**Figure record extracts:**
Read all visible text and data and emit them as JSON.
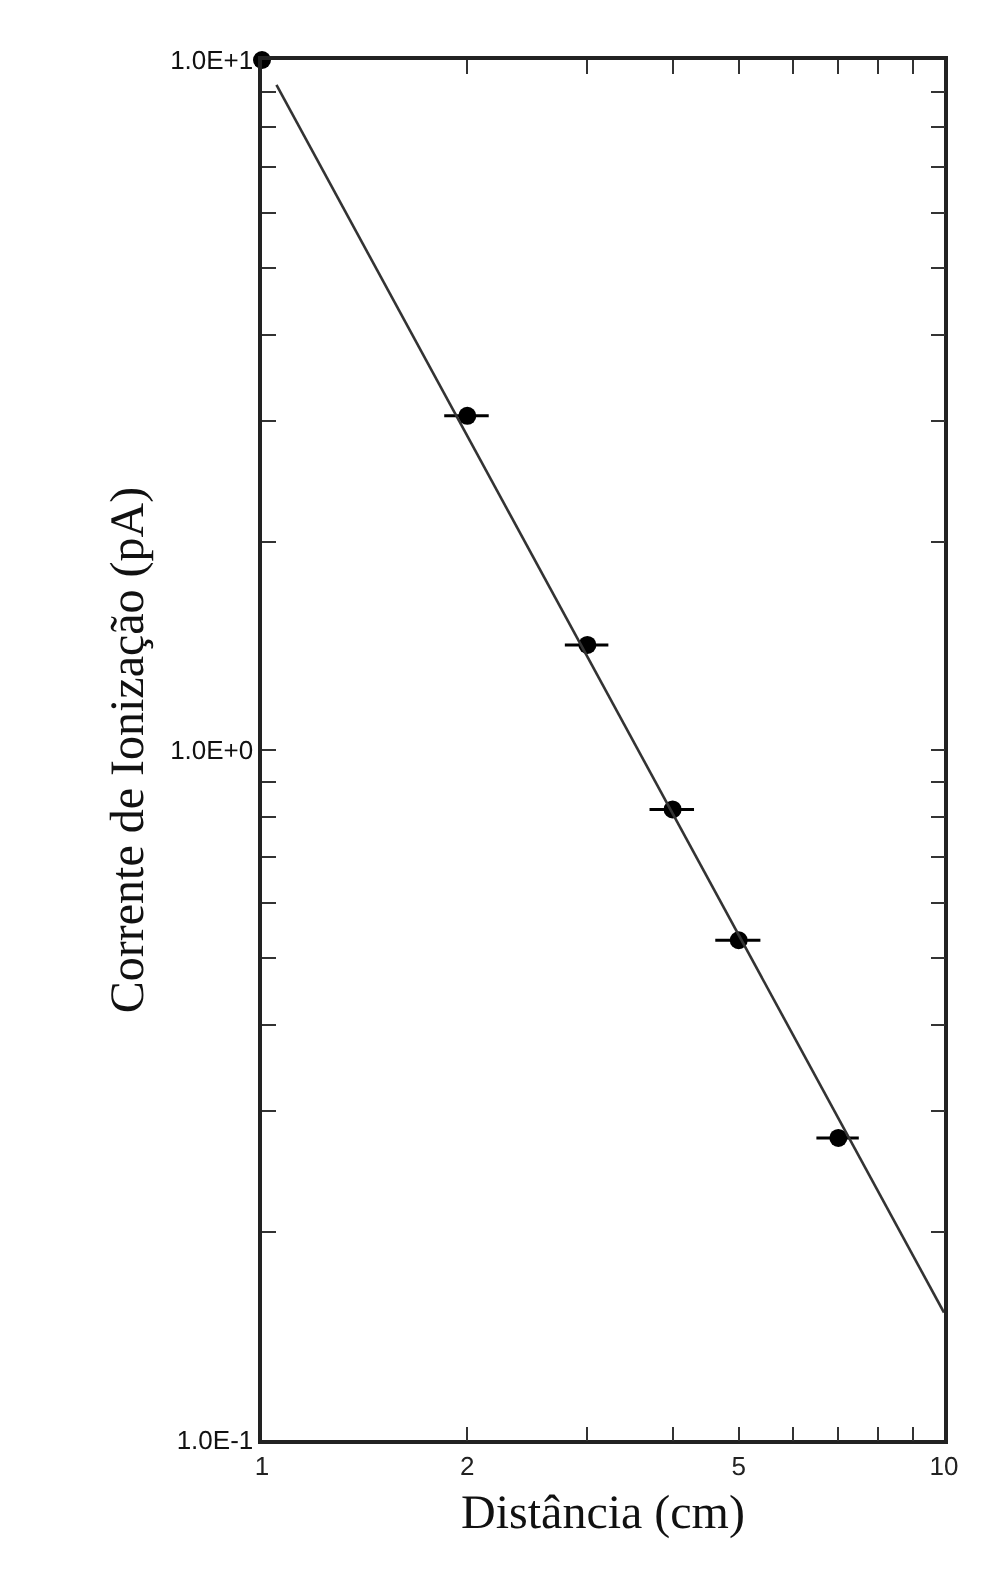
{
  "chart_data": {
    "type": "scatter",
    "xlabel": "Distância (cm)",
    "ylabel": "Corrente de Ionização (pA)",
    "log": "xy",
    "legend": false,
    "xlim": [
      1,
      10
    ],
    "ylim": [
      0.1,
      10
    ],
    "xticks": [
      1,
      2,
      {
        "value": 3,
        "label": null
      },
      {
        "value": 4,
        "label": null
      },
      5,
      {
        "value": 6,
        "label": null
      },
      {
        "value": 7,
        "label": null
      },
      {
        "value": 8,
        "label": null
      },
      {
        "value": 9,
        "label": null
      },
      10
    ],
    "yticks": [
      {
        "value": 0.1,
        "label": "1.0E-1"
      },
      {
        "value": 0.2,
        "label": null
      },
      {
        "value": 0.3,
        "label": null
      },
      {
        "value": 0.4,
        "label": null
      },
      {
        "value": 0.5,
        "label": null
      },
      {
        "value": 0.6,
        "label": null
      },
      {
        "value": 0.7,
        "label": null
      },
      {
        "value": 0.8,
        "label": null
      },
      {
        "value": 0.9,
        "label": null
      },
      {
        "value": 1,
        "label": "1.0E+0"
      },
      {
        "value": 2,
        "label": null
      },
      {
        "value": 3,
        "label": null
      },
      {
        "value": 4,
        "label": null
      },
      {
        "value": 5,
        "label": null
      },
      {
        "value": 6,
        "label": null
      },
      {
        "value": 7,
        "label": null
      },
      {
        "value": 8,
        "label": null
      },
      {
        "value": 9,
        "label": null
      },
      {
        "value": 10,
        "label": "1.0E+1"
      }
    ],
    "series": [
      {
        "marker": "circle",
        "color": "#000000",
        "x": [
          1,
          2,
          3,
          4,
          5,
          7
        ],
        "values": [
          10,
          3.05,
          1.42,
          0.82,
          0.53,
          0.274
        ],
        "xerrors": [
          null,
          0.15,
          0.22,
          0.3,
          0.38,
          0.5
        ]
      },
      {
        "type": "line",
        "marker": "none",
        "color": "#333333",
        "x": [
          1.05,
          10
        ],
        "values": [
          9.2,
          0.153
        ]
      }
    ]
  }
}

**THE REQUEST:** The records above need to be given again exactly. Omit the pictures.

**ANSWER TO THIS TASK:**
Read all visible text and data and emit them as JSON.
{
  "chart_data": {
    "type": "scatter",
    "xlabel": "Distância (cm)",
    "ylabel": "Corrente de Ionização (pA)",
    "log": "xy",
    "legend": false,
    "xlim": [
      1,
      10
    ],
    "ylim": [
      0.1,
      10
    ],
    "xticks": [
      1,
      2,
      {
        "value": 3,
        "label": null
      },
      {
        "value": 4,
        "label": null
      },
      5,
      {
        "value": 6,
        "label": null
      },
      {
        "value": 7,
        "label": null
      },
      {
        "value": 8,
        "label": null
      },
      {
        "value": 9,
        "label": null
      },
      10
    ],
    "yticks": [
      {
        "value": 0.1,
        "label": "1.0E-1"
      },
      {
        "value": 0.2,
        "label": null
      },
      {
        "value": 0.3,
        "label": null
      },
      {
        "value": 0.4,
        "label": null
      },
      {
        "value": 0.5,
        "label": null
      },
      {
        "value": 0.6,
        "label": null
      },
      {
        "value": 0.7,
        "label": null
      },
      {
        "value": 0.8,
        "label": null
      },
      {
        "value": 0.9,
        "label": null
      },
      {
        "value": 1,
        "label": "1.0E+0"
      },
      {
        "value": 2,
        "label": null
      },
      {
        "value": 3,
        "label": null
      },
      {
        "value": 4,
        "label": null
      },
      {
        "value": 5,
        "label": null
      },
      {
        "value": 6,
        "label": null
      },
      {
        "value": 7,
        "label": null
      },
      {
        "value": 8,
        "label": null
      },
      {
        "value": 9,
        "label": null
      },
      {
        "value": 10,
        "label": "1.0E+1"
      }
    ],
    "series": [
      {
        "marker": "circle",
        "color": "#000000",
        "x": [
          1,
          2,
          3,
          4,
          5,
          7
        ],
        "values": [
          10,
          3.05,
          1.42,
          0.82,
          0.53,
          0.274
        ],
        "xerrors": [
          null,
          0.15,
          0.22,
          0.3,
          0.38,
          0.5
        ]
      },
      {
        "type": "line",
        "marker": "none",
        "color": "#333333",
        "x": [
          1.05,
          10
        ],
        "values": [
          9.2,
          0.153
        ]
      }
    ]
  }
}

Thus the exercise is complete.